** Begin Raw records **

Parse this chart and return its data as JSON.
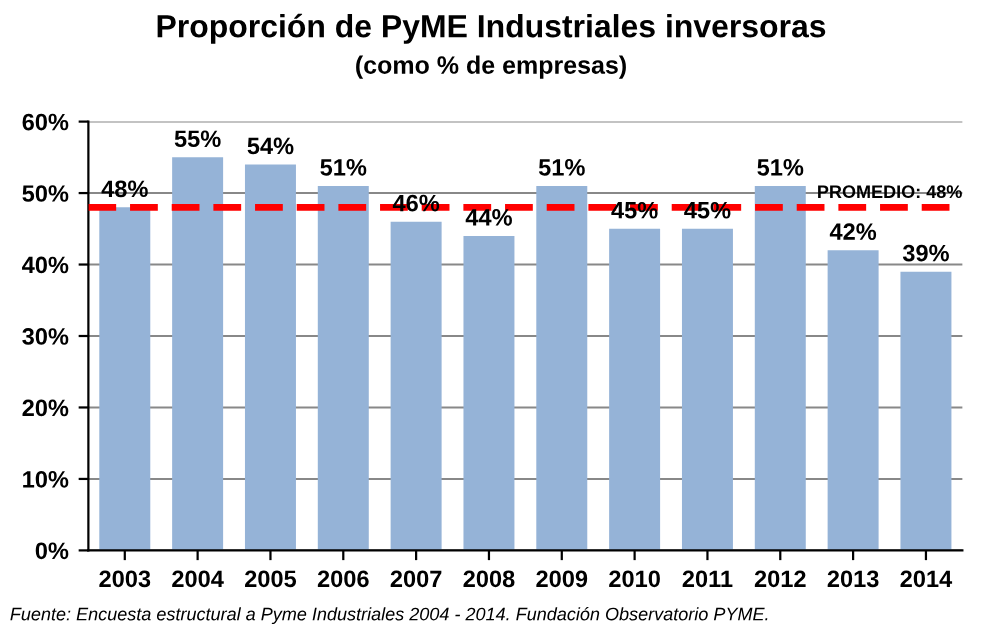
{
  "chart_data": {
    "type": "bar",
    "title": "Proporción de PyME Industriales inversoras",
    "subtitle": "(como % de empresas)",
    "categories": [
      "2003",
      "2004",
      "2005",
      "2006",
      "2007",
      "2008",
      "2009",
      "2010",
      "2011",
      "2012",
      "2013",
      "2014"
    ],
    "values": [
      48,
      55,
      54,
      51,
      46,
      44,
      51,
      45,
      45,
      51,
      42,
      39
    ],
    "value_labels": [
      "48%",
      "55%",
      "54%",
      "51%",
      "46%",
      "44%",
      "51%",
      "45%",
      "45%",
      "51%",
      "42%",
      "39%"
    ],
    "color": "#95b3d7",
    "ylim": [
      0,
      60
    ],
    "yticks": [
      {
        "value": 0,
        "label": "0%"
      },
      {
        "value": 10,
        "label": "10%"
      },
      {
        "value": 20,
        "label": "20%"
      },
      {
        "value": 30,
        "label": "30%"
      },
      {
        "value": 40,
        "label": "40%"
      },
      {
        "value": 50,
        "label": "50%"
      },
      {
        "value": 60,
        "label": "60%"
      }
    ],
    "grid": "y",
    "ref_lines": [
      {
        "axis": "y",
        "value": 48,
        "label": "PROMEDIO: 48%",
        "color": "#ff0000",
        "line_style": "dashed"
      }
    ],
    "annotations": [
      "Fuente: Encuesta estructural a Pyme Industriales 2004 - 2014. Fundación Observatorio PYME."
    ]
  }
}
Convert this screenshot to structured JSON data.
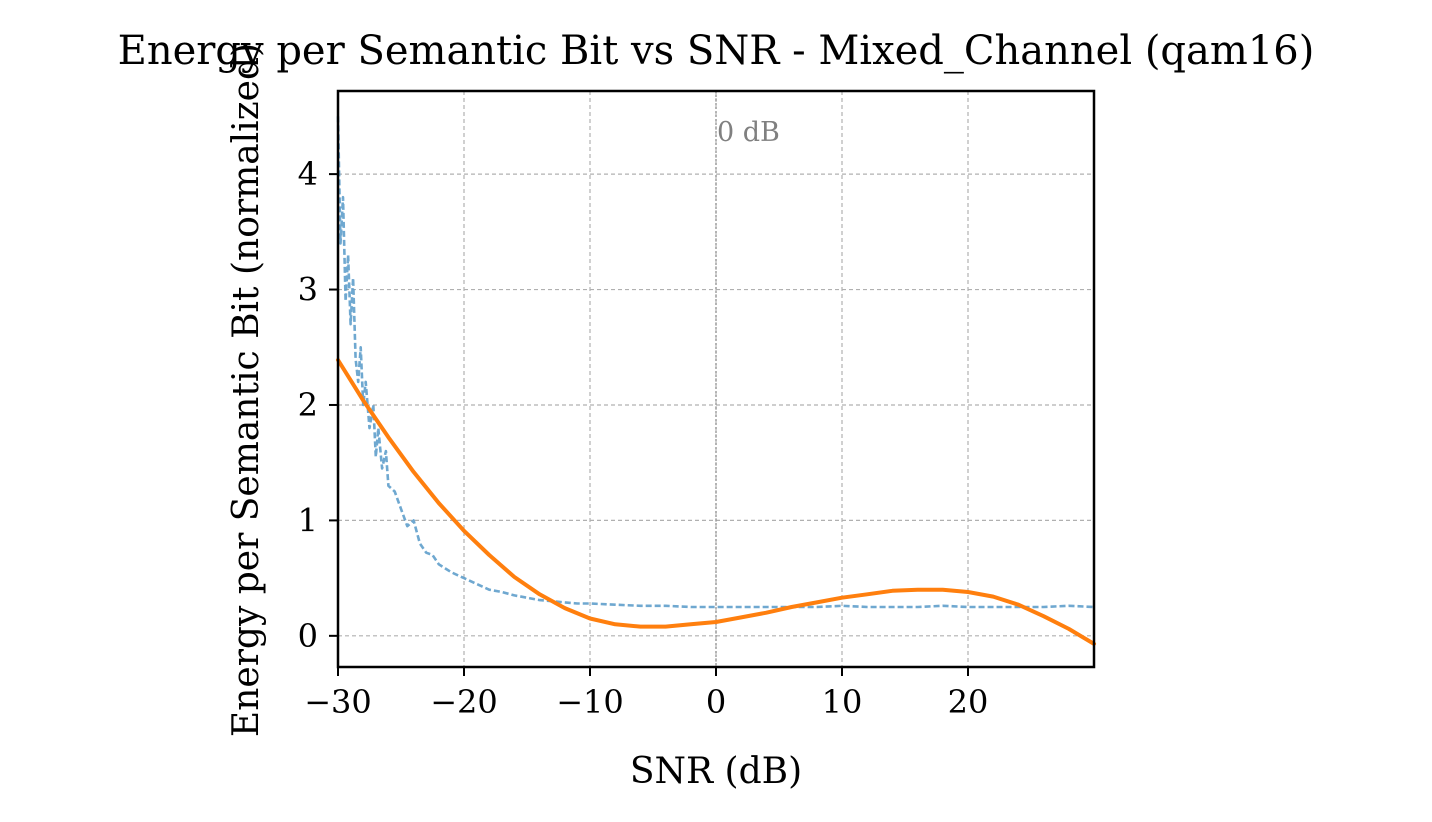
{
  "chart_data": {
    "type": "line",
    "title": "Energy per Semantic Bit vs SNR - Mixed_Channel (qam16)",
    "xlabel": "SNR (dB)",
    "ylabel": "Energy per Semantic Bit (normalized)",
    "xlim": [
      -30,
      30
    ],
    "ylim": [
      -0.27,
      4.72
    ],
    "xticks": [
      -30,
      -20,
      -10,
      0,
      10,
      20
    ],
    "xtick_labels": [
      "−30",
      "−20",
      "−10",
      "0",
      "10",
      "20"
    ],
    "yticks": [
      0,
      1,
      2,
      3,
      4
    ],
    "ytick_labels": [
      "0",
      "1",
      "2",
      "3",
      "4"
    ],
    "grid": true,
    "vertical_reference": {
      "x": 0,
      "label": "0 dB"
    },
    "series": [
      {
        "style": "dashed",
        "color": "#5f9ecb",
        "x": [
          -30,
          -29.8,
          -29.6,
          -29.4,
          -29.2,
          -29.0,
          -28.8,
          -28.6,
          -28.4,
          -28.2,
          -28.0,
          -27.8,
          -27.5,
          -27.2,
          -27.0,
          -26.8,
          -26.5,
          -26.2,
          -26.0,
          -25.5,
          -25.0,
          -24.5,
          -24.0,
          -23.5,
          -23.0,
          -22.5,
          -22.0,
          -21.0,
          -20.0,
          -19.0,
          -18.0,
          -17.0,
          -16.0,
          -15.0,
          -14.0,
          -13.0,
          -12.0,
          -11.0,
          -10.0,
          -8.0,
          -6.0,
          -4.0,
          -2.0,
          0.0,
          2.0,
          4.0,
          6.0,
          8.0,
          10.0,
          12.0,
          14.0,
          16.0,
          18.0,
          20.0,
          22.0,
          24.0,
          26.0,
          28.0,
          30.0
        ],
        "y": [
          4.5,
          3.4,
          3.8,
          2.9,
          3.3,
          2.7,
          3.1,
          2.4,
          2.2,
          2.5,
          2.0,
          2.2,
          1.8,
          2.0,
          1.55,
          1.8,
          1.45,
          1.6,
          1.3,
          1.25,
          1.1,
          0.95,
          1.0,
          0.8,
          0.72,
          0.7,
          0.62,
          0.55,
          0.5,
          0.45,
          0.4,
          0.38,
          0.35,
          0.33,
          0.31,
          0.3,
          0.29,
          0.28,
          0.28,
          0.27,
          0.26,
          0.26,
          0.25,
          0.25,
          0.25,
          0.25,
          0.25,
          0.25,
          0.26,
          0.25,
          0.25,
          0.25,
          0.26,
          0.25,
          0.25,
          0.25,
          0.25,
          0.26,
          0.25
        ]
      },
      {
        "style": "solid",
        "color": "#ff7f0e",
        "x": [
          -30,
          -28,
          -26,
          -24,
          -22,
          -20,
          -18,
          -16,
          -14,
          -12,
          -10,
          -8,
          -6,
          -4,
          -2,
          0,
          2,
          4,
          6,
          8,
          10,
          12,
          14,
          16,
          18,
          20,
          22,
          24,
          26,
          28,
          30
        ],
        "y": [
          2.39,
          2.04,
          1.72,
          1.42,
          1.15,
          0.91,
          0.7,
          0.51,
          0.36,
          0.24,
          0.15,
          0.1,
          0.08,
          0.08,
          0.1,
          0.12,
          0.16,
          0.2,
          0.25,
          0.29,
          0.33,
          0.36,
          0.39,
          0.4,
          0.4,
          0.38,
          0.34,
          0.27,
          0.17,
          0.06,
          -0.07
        ]
      }
    ]
  }
}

** End Raw records **

→ **Requirements**: Reproduce all of the material above word for word. Omit the pictures.

→ **Completed task**:
Parse this chart and return its data as JSON.
{
  "chart_data": {
    "type": "bar",
    "title": "Proporción de PyME Industriales inversoras",
    "subtitle": "(como % de empresas)",
    "categories": [
      "2003",
      "2004",
      "2005",
      "2006",
      "2007",
      "2008",
      "2009",
      "2010",
      "2011",
      "2012",
      "2013",
      "2014"
    ],
    "values": [
      48,
      55,
      54,
      51,
      46,
      44,
      51,
      45,
      45,
      51,
      42,
      39
    ],
    "value_labels": [
      "48%",
      "55%",
      "54%",
      "51%",
      "46%",
      "44%",
      "51%",
      "45%",
      "45%",
      "51%",
      "42%",
      "39%"
    ],
    "color": "#95b3d7",
    "ylim": [
      0,
      60
    ],
    "yticks": [
      {
        "value": 0,
        "label": "0%"
      },
      {
        "value": 10,
        "label": "10%"
      },
      {
        "value": 20,
        "label": "20%"
      },
      {
        "value": 30,
        "label": "30%"
      },
      {
        "value": 40,
        "label": "40%"
      },
      {
        "value": 50,
        "label": "50%"
      },
      {
        "value": 60,
        "label": "60%"
      }
    ],
    "grid": "y",
    "ref_lines": [
      {
        "axis": "y",
        "value": 48,
        "label": "PROMEDIO: 48%",
        "color": "#ff0000",
        "line_style": "dashed"
      }
    ],
    "annotations": [
      "Fuente: Encuesta estructural a Pyme Industriales 2004 - 2014. Fundación Observatorio PYME."
    ]
  }
}
Convert this screenshot to structured JSON data.
{
  "chart_data": {
    "type": "line",
    "title": "Energy per Semantic Bit vs SNR - Mixed_Channel (qam16)",
    "xlabel": "SNR (dB)",
    "ylabel": "Energy per Semantic Bit (normalized)",
    "xlim": [
      -30,
      30
    ],
    "ylim": [
      -0.27,
      4.72
    ],
    "xticks": [
      -30,
      -20,
      -10,
      0,
      10,
      20
    ],
    "xtick_labels": [
      "−30",
      "−20",
      "−10",
      "0",
      "10",
      "20"
    ],
    "yticks": [
      0,
      1,
      2,
      3,
      4
    ],
    "ytick_labels": [
      "0",
      "1",
      "2",
      "3",
      "4"
    ],
    "grid": true,
    "vertical_reference": {
      "x": 0,
      "label": "0 dB"
    },
    "series": [
      {
        "style": "dashed",
        "color": "#5f9ecb",
        "x": [
          -30,
          -29.8,
          -29.6,
          -29.4,
          -29.2,
          -29.0,
          -28.8,
          -28.6,
          -28.4,
          -28.2,
          -28.0,
          -27.8,
          -27.5,
          -27.2,
          -27.0,
          -26.8,
          -26.5,
          -26.2,
          -26.0,
          -25.5,
          -25.0,
          -24.5,
          -24.0,
          -23.5,
          -23.0,
          -22.5,
          -22.0,
          -21.0,
          -20.0,
          -19.0,
          -18.0,
          -17.0,
          -16.0,
          -15.0,
          -14.0,
          -13.0,
          -12.0,
          -11.0,
          -10.0,
          -8.0,
          -6.0,
          -4.0,
          -2.0,
          0.0,
          2.0,
          4.0,
          6.0,
          8.0,
          10.0,
          12.0,
          14.0,
          16.0,
          18.0,
          20.0,
          22.0,
          24.0,
          26.0,
          28.0,
          30.0
        ],
        "y": [
          4.5,
          3.4,
          3.8,
          2.9,
          3.3,
          2.7,
          3.1,
          2.4,
          2.2,
          2.5,
          2.0,
          2.2,
          1.8,
          2.0,
          1.55,
          1.8,
          1.45,
          1.6,
          1.3,
          1.25,
          1.1,
          0.95,
          1.0,
          0.8,
          0.72,
          0.7,
          0.62,
          0.55,
          0.5,
          0.45,
          0.4,
          0.38,
          0.35,
          0.33,
          0.31,
          0.3,
          0.29,
          0.28,
          0.28,
          0.27,
          0.26,
          0.26,
          0.25,
          0.25,
          0.25,
          0.25,
          0.25,
          0.25,
          0.26,
          0.25,
          0.25,
          0.25,
          0.26,
          0.25,
          0.25,
          0.25,
          0.25,
          0.26,
          0.25
        ]
      },
      {
        "style": "solid",
        "color": "#ff7f0e",
        "x": [
          -30,
          -28,
          -26,
          -24,
          -22,
          -20,
          -18,
          -16,
          -14,
          -12,
          -10,
          -8,
          -6,
          -4,
          -2,
          0,
          2,
          4,
          6,
          8,
          10,
          12,
          14,
          16,
          18,
          20,
          22,
          24,
          26,
          28,
          30
        ],
        "y": [
          2.39,
          2.04,
          1.72,
          1.42,
          1.15,
          0.91,
          0.7,
          0.51,
          0.36,
          0.24,
          0.15,
          0.1,
          0.08,
          0.08,
          0.1,
          0.12,
          0.16,
          0.2,
          0.25,
          0.29,
          0.33,
          0.36,
          0.39,
          0.4,
          0.4,
          0.38,
          0.34,
          0.27,
          0.17,
          0.06,
          -0.07
        ]
      }
    ]
  }
}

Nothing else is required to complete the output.